**Work instructions**
Repeat the material below exactly, line for line.

Structured figure records:

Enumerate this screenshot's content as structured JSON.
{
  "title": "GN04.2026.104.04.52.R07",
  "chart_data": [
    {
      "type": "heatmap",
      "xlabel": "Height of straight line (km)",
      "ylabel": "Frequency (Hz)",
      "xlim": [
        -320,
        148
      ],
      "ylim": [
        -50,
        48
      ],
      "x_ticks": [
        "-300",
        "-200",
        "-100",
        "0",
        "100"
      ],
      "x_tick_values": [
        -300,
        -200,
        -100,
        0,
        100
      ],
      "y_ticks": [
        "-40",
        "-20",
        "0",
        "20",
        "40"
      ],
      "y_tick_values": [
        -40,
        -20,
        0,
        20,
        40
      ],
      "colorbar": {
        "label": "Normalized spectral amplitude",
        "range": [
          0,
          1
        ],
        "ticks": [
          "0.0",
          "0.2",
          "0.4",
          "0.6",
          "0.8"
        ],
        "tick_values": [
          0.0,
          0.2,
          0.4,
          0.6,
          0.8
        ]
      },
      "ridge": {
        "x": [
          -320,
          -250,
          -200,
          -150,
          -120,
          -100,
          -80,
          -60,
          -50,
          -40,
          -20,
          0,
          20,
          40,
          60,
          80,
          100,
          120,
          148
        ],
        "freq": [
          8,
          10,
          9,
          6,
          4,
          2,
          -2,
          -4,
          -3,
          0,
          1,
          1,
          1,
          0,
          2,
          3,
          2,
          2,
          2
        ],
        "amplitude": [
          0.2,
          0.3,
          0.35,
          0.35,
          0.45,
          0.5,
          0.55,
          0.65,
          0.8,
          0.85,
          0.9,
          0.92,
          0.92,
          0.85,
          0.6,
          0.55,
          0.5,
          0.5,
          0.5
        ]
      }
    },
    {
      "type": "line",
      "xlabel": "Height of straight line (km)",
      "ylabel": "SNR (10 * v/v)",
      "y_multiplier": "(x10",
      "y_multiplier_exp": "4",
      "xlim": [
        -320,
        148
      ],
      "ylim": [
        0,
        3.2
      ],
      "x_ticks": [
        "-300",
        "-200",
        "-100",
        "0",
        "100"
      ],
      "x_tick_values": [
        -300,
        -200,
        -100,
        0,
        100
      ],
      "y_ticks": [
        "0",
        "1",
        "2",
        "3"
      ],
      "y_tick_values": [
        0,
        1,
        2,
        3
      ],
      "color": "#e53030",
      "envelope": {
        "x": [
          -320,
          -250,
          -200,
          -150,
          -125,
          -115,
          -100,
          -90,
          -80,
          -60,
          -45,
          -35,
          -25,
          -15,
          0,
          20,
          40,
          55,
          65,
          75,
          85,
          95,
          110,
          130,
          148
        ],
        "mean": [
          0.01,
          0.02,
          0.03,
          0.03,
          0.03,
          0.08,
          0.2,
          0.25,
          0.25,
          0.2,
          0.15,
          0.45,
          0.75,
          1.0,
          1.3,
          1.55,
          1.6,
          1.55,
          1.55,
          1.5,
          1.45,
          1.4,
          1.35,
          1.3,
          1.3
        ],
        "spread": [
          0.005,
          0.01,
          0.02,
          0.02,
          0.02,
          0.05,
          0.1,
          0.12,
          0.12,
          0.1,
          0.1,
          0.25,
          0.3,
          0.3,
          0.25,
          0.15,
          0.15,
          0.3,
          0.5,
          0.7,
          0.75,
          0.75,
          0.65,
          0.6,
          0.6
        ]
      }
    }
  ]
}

**Right answer**
Enumerate this screenshot's content as structured JSON.
{
  "title": "GN04.2026.104.04.52.R07",
  "chart_data": [
    {
      "type": "heatmap",
      "xlabel": "Height of straight line (km)",
      "ylabel": "Frequency (Hz)",
      "xlim": [
        -320,
        148
      ],
      "ylim": [
        -50,
        48
      ],
      "x_ticks": [
        "-300",
        "-200",
        "-100",
        "0",
        "100"
      ],
      "x_tick_values": [
        -300,
        -200,
        -100,
        0,
        100
      ],
      "y_ticks": [
        "-40",
        "-20",
        "0",
        "20",
        "40"
      ],
      "y_tick_values": [
        -40,
        -20,
        0,
        20,
        40
      ],
      "colorbar": {
        "label": "Normalized spectral amplitude",
        "range": [
          0,
          1
        ],
        "ticks": [
          "0.0",
          "0.2",
          "0.4",
          "0.6",
          "0.8"
        ],
        "tick_values": [
          0.0,
          0.2,
          0.4,
          0.6,
          0.8
        ]
      },
      "ridge": {
        "x": [
          -320,
          -250,
          -200,
          -150,
          -120,
          -100,
          -80,
          -60,
          -50,
          -40,
          -20,
          0,
          20,
          40,
          60,
          80,
          100,
          120,
          148
        ],
        "freq": [
          8,
          10,
          9,
          6,
          4,
          2,
          -2,
          -4,
          -3,
          0,
          1,
          1,
          1,
          0,
          2,
          3,
          2,
          2,
          2
        ],
        "amplitude": [
          0.2,
          0.3,
          0.35,
          0.35,
          0.45,
          0.5,
          0.55,
          0.65,
          0.8,
          0.85,
          0.9,
          0.92,
          0.92,
          0.85,
          0.6,
          0.55,
          0.5,
          0.5,
          0.5
        ]
      }
    },
    {
      "type": "line",
      "xlabel": "Height of straight line (km)",
      "ylabel": "SNR (10 * v/v)",
      "y_multiplier": "(x10",
      "y_multiplier_exp": "4",
      "xlim": [
        -320,
        148
      ],
      "ylim": [
        0,
        3.2
      ],
      "x_ticks": [
        "-300",
        "-200",
        "-100",
        "0",
        "100"
      ],
      "x_tick_values": [
        -300,
        -200,
        -100,
        0,
        100
      ],
      "y_ticks": [
        "0",
        "1",
        "2",
        "3"
      ],
      "y_tick_values": [
        0,
        1,
        2,
        3
      ],
      "color": "#e53030",
      "envelope": {
        "x": [
          -320,
          -250,
          -200,
          -150,
          -125,
          -115,
          -100,
          -90,
          -80,
          -60,
          -45,
          -35,
          -25,
          -15,
          0,
          20,
          40,
          55,
          65,
          75,
          85,
          95,
          110,
          130,
          148
        ],
        "mean": [
          0.01,
          0.02,
          0.03,
          0.03,
          0.03,
          0.08,
          0.2,
          0.25,
          0.25,
          0.2,
          0.15,
          0.45,
          0.75,
          1.0,
          1.3,
          1.55,
          1.6,
          1.55,
          1.55,
          1.5,
          1.45,
          1.4,
          1.35,
          1.3,
          1.3
        ],
        "spread": [
          0.005,
          0.01,
          0.02,
          0.02,
          0.02,
          0.05,
          0.1,
          0.12,
          0.12,
          0.1,
          0.1,
          0.25,
          0.3,
          0.3,
          0.25,
          0.15,
          0.15,
          0.3,
          0.5,
          0.7,
          0.75,
          0.75,
          0.65,
          0.6,
          0.6
        ]
      }
    }
  ]
}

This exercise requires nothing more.